The exercise: What follows is a block of records; reproduce all of it verbatim.

Information shown:
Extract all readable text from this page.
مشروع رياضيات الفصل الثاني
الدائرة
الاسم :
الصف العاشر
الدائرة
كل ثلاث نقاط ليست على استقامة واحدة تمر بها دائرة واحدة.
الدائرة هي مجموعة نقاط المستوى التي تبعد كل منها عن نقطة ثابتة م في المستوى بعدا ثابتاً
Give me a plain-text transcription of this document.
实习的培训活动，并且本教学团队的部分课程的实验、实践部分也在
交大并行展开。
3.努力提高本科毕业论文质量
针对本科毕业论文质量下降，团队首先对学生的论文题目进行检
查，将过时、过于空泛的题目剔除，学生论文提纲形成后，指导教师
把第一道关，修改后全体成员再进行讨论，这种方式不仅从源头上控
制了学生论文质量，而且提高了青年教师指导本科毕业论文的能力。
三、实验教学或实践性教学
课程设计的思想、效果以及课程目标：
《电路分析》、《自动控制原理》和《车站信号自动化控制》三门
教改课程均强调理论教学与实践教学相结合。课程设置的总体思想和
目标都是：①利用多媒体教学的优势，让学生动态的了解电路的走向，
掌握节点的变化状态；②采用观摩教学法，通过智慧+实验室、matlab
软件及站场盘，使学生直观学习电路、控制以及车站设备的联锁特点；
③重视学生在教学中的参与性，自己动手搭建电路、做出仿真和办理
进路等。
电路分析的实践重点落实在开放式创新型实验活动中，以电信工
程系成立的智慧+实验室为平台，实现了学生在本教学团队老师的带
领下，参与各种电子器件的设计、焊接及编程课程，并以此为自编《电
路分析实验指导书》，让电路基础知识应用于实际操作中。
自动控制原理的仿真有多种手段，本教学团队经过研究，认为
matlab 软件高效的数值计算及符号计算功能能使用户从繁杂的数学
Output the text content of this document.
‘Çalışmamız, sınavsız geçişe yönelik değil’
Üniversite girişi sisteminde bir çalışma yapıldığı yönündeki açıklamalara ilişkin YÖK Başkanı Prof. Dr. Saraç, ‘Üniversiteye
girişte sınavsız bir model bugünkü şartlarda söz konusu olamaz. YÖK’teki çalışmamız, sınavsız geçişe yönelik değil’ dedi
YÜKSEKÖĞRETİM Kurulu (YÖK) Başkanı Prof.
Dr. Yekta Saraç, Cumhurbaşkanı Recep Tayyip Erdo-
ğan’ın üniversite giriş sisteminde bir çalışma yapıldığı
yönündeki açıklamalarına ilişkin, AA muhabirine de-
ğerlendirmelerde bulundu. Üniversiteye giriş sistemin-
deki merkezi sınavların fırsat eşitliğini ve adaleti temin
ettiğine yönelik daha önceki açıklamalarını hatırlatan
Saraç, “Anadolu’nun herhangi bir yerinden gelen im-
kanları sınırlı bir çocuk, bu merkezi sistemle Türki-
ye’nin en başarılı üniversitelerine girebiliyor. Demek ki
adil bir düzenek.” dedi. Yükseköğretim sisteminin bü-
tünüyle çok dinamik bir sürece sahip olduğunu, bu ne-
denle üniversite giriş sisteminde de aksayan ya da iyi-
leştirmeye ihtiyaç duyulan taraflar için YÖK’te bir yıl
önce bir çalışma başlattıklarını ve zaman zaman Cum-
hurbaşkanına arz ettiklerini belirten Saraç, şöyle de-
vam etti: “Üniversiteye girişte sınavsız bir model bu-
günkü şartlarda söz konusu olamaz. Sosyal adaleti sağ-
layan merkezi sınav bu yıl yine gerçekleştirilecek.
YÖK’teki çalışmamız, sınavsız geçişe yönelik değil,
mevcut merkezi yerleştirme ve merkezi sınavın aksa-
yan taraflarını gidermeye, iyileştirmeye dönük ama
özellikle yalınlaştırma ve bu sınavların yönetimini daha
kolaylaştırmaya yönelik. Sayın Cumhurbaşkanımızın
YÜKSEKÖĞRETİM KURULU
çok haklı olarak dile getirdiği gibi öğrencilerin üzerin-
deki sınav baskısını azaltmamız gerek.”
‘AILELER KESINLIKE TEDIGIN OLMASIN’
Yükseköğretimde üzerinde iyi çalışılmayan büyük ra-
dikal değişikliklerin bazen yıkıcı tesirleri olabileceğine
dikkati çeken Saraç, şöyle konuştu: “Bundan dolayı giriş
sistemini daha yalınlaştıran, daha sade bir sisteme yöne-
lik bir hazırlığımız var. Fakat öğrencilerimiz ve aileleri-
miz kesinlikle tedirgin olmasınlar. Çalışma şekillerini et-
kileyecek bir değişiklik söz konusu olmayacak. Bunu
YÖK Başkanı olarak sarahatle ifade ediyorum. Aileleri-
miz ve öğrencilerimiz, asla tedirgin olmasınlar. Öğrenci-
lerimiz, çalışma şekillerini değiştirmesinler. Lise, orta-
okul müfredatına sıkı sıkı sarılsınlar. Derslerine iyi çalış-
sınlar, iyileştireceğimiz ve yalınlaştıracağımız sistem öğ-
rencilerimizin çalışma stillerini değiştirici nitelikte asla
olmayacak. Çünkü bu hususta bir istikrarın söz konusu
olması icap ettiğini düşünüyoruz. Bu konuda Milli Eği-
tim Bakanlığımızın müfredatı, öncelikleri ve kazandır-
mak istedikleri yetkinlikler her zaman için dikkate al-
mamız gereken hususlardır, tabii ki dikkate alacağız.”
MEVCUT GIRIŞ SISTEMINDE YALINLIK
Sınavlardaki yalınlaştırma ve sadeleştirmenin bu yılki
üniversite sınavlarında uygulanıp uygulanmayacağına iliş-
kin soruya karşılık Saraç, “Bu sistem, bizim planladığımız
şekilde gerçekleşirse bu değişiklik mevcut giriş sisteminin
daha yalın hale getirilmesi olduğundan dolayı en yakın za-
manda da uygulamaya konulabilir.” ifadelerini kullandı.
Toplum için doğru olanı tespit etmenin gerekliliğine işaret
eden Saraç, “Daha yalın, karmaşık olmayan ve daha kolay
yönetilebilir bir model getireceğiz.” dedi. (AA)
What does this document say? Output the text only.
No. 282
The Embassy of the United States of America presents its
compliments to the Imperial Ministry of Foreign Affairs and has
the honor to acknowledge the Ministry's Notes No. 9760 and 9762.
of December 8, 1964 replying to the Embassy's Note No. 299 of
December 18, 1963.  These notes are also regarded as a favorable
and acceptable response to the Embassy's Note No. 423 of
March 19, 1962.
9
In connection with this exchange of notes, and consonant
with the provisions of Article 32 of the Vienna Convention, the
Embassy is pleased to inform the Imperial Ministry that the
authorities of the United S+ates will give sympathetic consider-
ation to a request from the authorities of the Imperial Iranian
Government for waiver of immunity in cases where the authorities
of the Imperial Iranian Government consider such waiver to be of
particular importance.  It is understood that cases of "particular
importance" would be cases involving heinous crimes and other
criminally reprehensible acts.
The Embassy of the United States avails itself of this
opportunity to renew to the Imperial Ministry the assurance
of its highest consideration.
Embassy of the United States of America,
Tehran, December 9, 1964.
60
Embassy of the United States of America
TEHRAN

Solution for this task:
Extract all readable text from this page.
مشروع رياضيات الفصل الثاني
الدائرة
الاسم :
الصف العاشر
الدائرة
كل ثلاث نقاط ليست على استقامة واحدة تمر بها دائرة واحدة.
الدائرة هي مجموعة نقاط المستوى التي تبعد كل منها عن نقطة ثابتة م في المستوى بعدا ثابتاً
Give me a plain-text transcription of this document.
实习的培训活动，并且本教学团队的部分课程的实验、实践部分也在
交大并行展开。
3.努力提高本科毕业论文质量
针对本科毕业论文质量下降，团队首先对学生的论文题目进行检
查，将过时、过于空泛的题目剔除，学生论文提纲形成后，指导教师
把第一道关，修改后全体成员再进行讨论，这种方式不仅从源头上控
制了学生论文质量，而且提高了青年教师指导本科毕业论文的能力。
三、实验教学或实践性教学
课程设计的思想、效果以及课程目标：
《电路分析》、《自动控制原理》和《车站信号自动化控制》三门
教改课程均强调理论教学与实践教学相结合。课程设置的总体思想和
目标都是：①利用多媒体教学的优势，让学生动态的了解电路的走向，
掌握节点的变化状态；②采用观摩教学法，通过智慧+实验室、matlab
软件及站场盘，使学生直观学习电路、控制以及车站设备的联锁特点；
③重视学生在教学中的参与性，自己动手搭建电路、做出仿真和办理
进路等。
电路分析的实践重点落实在开放式创新型实验活动中，以电信工
程系成立的智慧+实验室为平台，实现了学生在本教学团队老师的带
领下，参与各种电子器件的设计、焊接及编程课程，并以此为自编《电
路分析实验指导书》，让电路基础知识应用于实际操作中。
自动控制原理的仿真有多种手段，本教学团队经过研究，认为
matlab 软件高效的数值计算及符号计算功能能使用户从繁杂的数学
Output the text content of this document.
‘Çalışmamız, sınavsız geçişe yönelik değil’
Üniversite girişi sisteminde bir çalışma yapıldığı yönündeki açıklamalara ilişkin YÖK Başkanı Prof. Dr. Saraç, ‘Üniversiteye
girişte sınavsız bir model bugünkü şartlarda söz konusu olamaz. YÖK’teki çalışmamız, sınavsız geçişe yönelik değil’ dedi
YÜKSEKÖĞRETİM Kurulu (YÖK) Başkanı Prof.
Dr. Yekta Saraç, Cumhurbaşkanı Recep Tayyip Erdo-
ğan’ın üniversite giriş sisteminde bir çalışma yapıldığı
yönündeki açıklamalarına ilişkin, AA muhabirine de-
ğerlendirmelerde bulundu. Üniversiteye giriş sistemin-
deki merkezi sınavların fırsat eşitliğini ve adaleti temin
ettiğine yönelik daha önceki açıklamalarını hatırlatan
Saraç, “Anadolu’nun herhangi bir yerinden gelen im-
kanları sınırlı bir çocuk, bu merkezi sistemle Türki-
ye’nin en başarılı üniversitelerine girebiliyor. Demek ki
adil bir düzenek.” dedi. Yükseköğretim sisteminin bü-
tünüyle çok dinamik bir sürece sahip olduğunu, bu ne-
denle üniversite giriş sisteminde de aksayan ya da iyi-
leştirmeye ihtiyaç duyulan taraflar için YÖK’te bir yıl
önce bir çalışma başlattıklarını ve zaman zaman Cum-
hurbaşkanına arz ettiklerini belirten Saraç, şöyle de-
vam etti: “Üniversiteye girişte sınavsız bir model bu-
günkü şartlarda söz konusu olamaz. Sosyal adaleti sağ-
layan merkezi sınav bu yıl yine gerçekleştirilecek.
YÖK’teki çalışmamız, sınavsız geçişe yönelik değil,
mevcut merkezi yerleştirme ve merkezi sınavın aksa-
yan taraflarını gidermeye, iyileştirmeye dönük ama
özellikle yalınlaştırma ve bu sınavların yönetimini daha
kolaylaştırmaya yönelik. Sayın Cumhurbaşkanımızın
YÜKSEKÖĞRETİM KURULU
çok haklı olarak dile getirdiği gibi öğrencilerin üzerin-
deki sınav baskısını azaltmamız gerek.”
‘AILELER KESINLIKE TEDIGIN OLMASIN’
Yükseköğretimde üzerinde iyi çalışılmayan büyük ra-
dikal değişikliklerin bazen yıkıcı tesirleri olabileceğine
dikkati çeken Saraç, şöyle konuştu: “Bundan dolayı giriş
sistemini daha yalınlaştıran, daha sade bir sisteme yöne-
lik bir hazırlığımız var. Fakat öğrencilerimiz ve aileleri-
miz kesinlikle tedirgin olmasınlar. Çalışma şekillerini et-
kileyecek bir değişiklik söz konusu olmayacak. Bunu
YÖK Başkanı olarak sarahatle ifade ediyorum. Aileleri-
miz ve öğrencilerimiz, asla tedirgin olmasınlar. Öğrenci-
lerimiz, çalışma şekillerini değiştirmesinler. Lise, orta-
okul müfredatına sıkı sıkı sarılsınlar. Derslerine iyi çalış-
sınlar, iyileştireceğimiz ve yalınlaştıracağımız sistem öğ-
rencilerimizin çalışma stillerini değiştirici nitelikte asla
olmayacak. Çünkü bu hususta bir istikrarın söz konusu
olması icap ettiğini düşünüyoruz. Bu konuda Milli Eği-
tim Bakanlığımızın müfredatı, öncelikleri ve kazandır-
mak istedikleri yetkinlikler her zaman için dikkate al-
mamız gereken hususlardır, tabii ki dikkate alacağız.”
MEVCUT GIRIŞ SISTEMINDE YALINLIK
Sınavlardaki yalınlaştırma ve sadeleştirmenin bu yılki
üniversite sınavlarında uygulanıp uygulanmayacağına iliş-
kin soruya karşılık Saraç, “Bu sistem, bizim planladığımız
şekilde gerçekleşirse bu değişiklik mevcut giriş sisteminin
daha yalın hale getirilmesi olduğundan dolayı en yakın za-
manda da uygulamaya konulabilir.” ifadelerini kullandı.
Toplum için doğru olanı tespit etmenin gerekliliğine işaret
eden Saraç, “Daha yalın, karmaşık olmayan ve daha kolay
yönetilebilir bir model getireceğiz.” dedi. (AA)
What does this document say? Output the text only.
No. 282
The Embassy of the United States of America presents its
compliments to the Imperial Ministry of Foreign Affairs and has
the honor to acknowledge the Ministry's Notes No. 9760 and 9762.
of December 8, 1964 replying to the Embassy's Note No. 299 of
December 18, 1963.  These notes are also regarded as a favorable
and acceptable response to the Embassy's Note No. 423 of
March 19, 1962.
9
In connection with this exchange of notes, and consonant
with the provisions of Article 32 of the Vienna Convention, the
Embassy is pleased to inform the Imperial Ministry that the
authorities of the United S+ates will give sympathetic consider-
ation to a request from the authorities of the Imperial Iranian
Government for waiver of immunity in cases where the authorities
of the Imperial Iranian Government consider such waiver to be of
particular importance.  It is understood that cases of "particular
importance" would be cases involving heinous crimes and other
criminally reprehensible acts.
The Embassy of the United States avails itself of this
opportunity to renew to the Imperial Ministry the assurance
of its highest consideration.
Embassy of the United States of America,
Tehran, December 9, 1964.
60
Embassy of the United States of America
TEHRAN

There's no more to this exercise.